* The task
Copy out the entries below in full and exactly.

Figure dataset records:
##########
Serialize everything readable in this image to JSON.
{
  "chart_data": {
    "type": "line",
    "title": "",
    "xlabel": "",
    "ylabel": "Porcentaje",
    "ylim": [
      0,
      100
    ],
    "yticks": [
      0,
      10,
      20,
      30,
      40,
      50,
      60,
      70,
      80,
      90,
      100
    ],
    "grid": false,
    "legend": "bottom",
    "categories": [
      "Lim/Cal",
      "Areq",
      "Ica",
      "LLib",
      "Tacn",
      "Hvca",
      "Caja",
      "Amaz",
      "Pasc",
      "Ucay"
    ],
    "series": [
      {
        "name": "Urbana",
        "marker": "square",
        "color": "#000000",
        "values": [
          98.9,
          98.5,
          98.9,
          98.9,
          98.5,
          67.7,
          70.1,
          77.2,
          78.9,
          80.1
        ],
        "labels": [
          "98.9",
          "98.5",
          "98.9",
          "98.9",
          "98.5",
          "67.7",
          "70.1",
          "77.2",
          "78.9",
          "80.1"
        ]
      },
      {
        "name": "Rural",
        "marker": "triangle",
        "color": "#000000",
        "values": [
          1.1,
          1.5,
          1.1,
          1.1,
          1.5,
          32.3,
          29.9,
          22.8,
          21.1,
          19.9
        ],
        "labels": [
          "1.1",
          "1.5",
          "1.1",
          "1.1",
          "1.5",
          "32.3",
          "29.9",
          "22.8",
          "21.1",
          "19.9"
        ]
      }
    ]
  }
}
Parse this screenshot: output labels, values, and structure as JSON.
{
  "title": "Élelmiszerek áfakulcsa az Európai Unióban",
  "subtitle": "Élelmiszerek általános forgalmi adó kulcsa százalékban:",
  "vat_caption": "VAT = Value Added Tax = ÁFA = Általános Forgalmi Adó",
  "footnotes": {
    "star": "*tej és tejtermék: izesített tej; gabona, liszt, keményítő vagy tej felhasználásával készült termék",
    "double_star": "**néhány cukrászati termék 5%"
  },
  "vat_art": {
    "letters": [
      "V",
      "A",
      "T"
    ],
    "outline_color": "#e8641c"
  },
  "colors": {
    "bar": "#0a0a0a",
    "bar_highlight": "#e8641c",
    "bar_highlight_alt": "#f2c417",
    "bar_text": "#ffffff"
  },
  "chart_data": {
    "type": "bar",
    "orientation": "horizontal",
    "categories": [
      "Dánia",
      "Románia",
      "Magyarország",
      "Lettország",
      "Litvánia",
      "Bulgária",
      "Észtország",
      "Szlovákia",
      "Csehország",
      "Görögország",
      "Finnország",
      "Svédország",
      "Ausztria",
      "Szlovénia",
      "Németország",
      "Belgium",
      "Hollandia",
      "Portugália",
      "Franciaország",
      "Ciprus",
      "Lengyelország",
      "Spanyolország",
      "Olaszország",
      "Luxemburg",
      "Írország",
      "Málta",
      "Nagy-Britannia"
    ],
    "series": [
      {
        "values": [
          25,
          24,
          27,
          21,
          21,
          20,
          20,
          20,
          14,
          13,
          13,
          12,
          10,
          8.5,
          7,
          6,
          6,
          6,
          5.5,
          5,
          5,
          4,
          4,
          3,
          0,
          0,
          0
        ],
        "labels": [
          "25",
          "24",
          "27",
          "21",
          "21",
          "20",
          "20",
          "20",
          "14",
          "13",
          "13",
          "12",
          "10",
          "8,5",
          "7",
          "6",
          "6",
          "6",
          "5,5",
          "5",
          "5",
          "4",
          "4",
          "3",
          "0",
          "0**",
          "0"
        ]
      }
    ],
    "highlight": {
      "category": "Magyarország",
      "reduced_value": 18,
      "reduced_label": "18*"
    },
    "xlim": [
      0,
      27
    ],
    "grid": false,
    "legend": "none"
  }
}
##########
* Answer for the task
Serialize everything readable in this image to JSON.
{
  "chart_data": {
    "type": "line",
    "title": "",
    "xlabel": "",
    "ylabel": "Porcentaje",
    "ylim": [
      0,
      100
    ],
    "yticks": [
      0,
      10,
      20,
      30,
      40,
      50,
      60,
      70,
      80,
      90,
      100
    ],
    "grid": false,
    "legend": "bottom",
    "categories": [
      "Lim/Cal",
      "Areq",
      "Ica",
      "LLib",
      "Tacn",
      "Hvca",
      "Caja",
      "Amaz",
      "Pasc",
      "Ucay"
    ],
    "series": [
      {
        "name": "Urbana",
        "marker": "square",
        "color": "#000000",
        "values": [
          98.9,
          98.5,
          98.9,
          98.9,
          98.5,
          67.7,
          70.1,
          77.2,
          78.9,
          80.1
        ],
        "labels": [
          "98.9",
          "98.5",
          "98.9",
          "98.9",
          "98.5",
          "67.7",
          "70.1",
          "77.2",
          "78.9",
          "80.1"
        ]
      },
      {
        "name": "Rural",
        "marker": "triangle",
        "color": "#000000",
        "values": [
          1.1,
          1.5,
          1.1,
          1.1,
          1.5,
          32.3,
          29.9,
          22.8,
          21.1,
          19.9
        ],
        "labels": [
          "1.1",
          "1.5",
          "1.1",
          "1.1",
          "1.5",
          "32.3",
          "29.9",
          "22.8",
          "21.1",
          "19.9"
        ]
      }
    ]
  }
}
Parse this screenshot: output labels, values, and structure as JSON.
{
  "title": "Élelmiszerek áfakulcsa az Európai Unióban",
  "subtitle": "Élelmiszerek általános forgalmi adó kulcsa százalékban:",
  "vat_caption": "VAT = Value Added Tax = ÁFA = Általános Forgalmi Adó",
  "footnotes": {
    "star": "*tej és tejtermék: izesített tej; gabona, liszt, keményítő vagy tej felhasználásával készült termék",
    "double_star": "**néhány cukrászati termék 5%"
  },
  "vat_art": {
    "letters": [
      "V",
      "A",
      "T"
    ],
    "outline_color": "#e8641c"
  },
  "colors": {
    "bar": "#0a0a0a",
    "bar_highlight": "#e8641c",
    "bar_highlight_alt": "#f2c417",
    "bar_text": "#ffffff"
  },
  "chart_data": {
    "type": "bar",
    "orientation": "horizontal",
    "categories": [
      "Dánia",
      "Románia",
      "Magyarország",
      "Lettország",
      "Litvánia",
      "Bulgária",
      "Észtország",
      "Szlovákia",
      "Csehország",
      "Görögország",
      "Finnország",
      "Svédország",
      "Ausztria",
      "Szlovénia",
      "Németország",
      "Belgium",
      "Hollandia",
      "Portugália",
      "Franciaország",
      "Ciprus",
      "Lengyelország",
      "Spanyolország",
      "Olaszország",
      "Luxemburg",
      "Írország",
      "Málta",
      "Nagy-Britannia"
    ],
    "series": [
      {
        "values": [
          25,
          24,
          27,
          21,
          21,
          20,
          20,
          20,
          14,
          13,
          13,
          12,
          10,
          8.5,
          7,
          6,
          6,
          6,
          5.5,
          5,
          5,
          4,
          4,
          3,
          0,
          0,
          0
        ],
        "labels": [
          "25",
          "24",
          "27",
          "21",
          "21",
          "20",
          "20",
          "20",
          "14",
          "13",
          "13",
          "12",
          "10",
          "8,5",
          "7",
          "6",
          "6",
          "6",
          "5,5",
          "5",
          "5",
          "4",
          "4",
          "3",
          "0",
          "0**",
          "0"
        ]
      }
    ],
    "highlight": {
      "category": "Magyarország",
      "reduced_value": 18,
      "reduced_label": "18*"
    },
    "xlim": [
      0,
      27
    ],
    "grid": false,
    "legend": "none"
  }
}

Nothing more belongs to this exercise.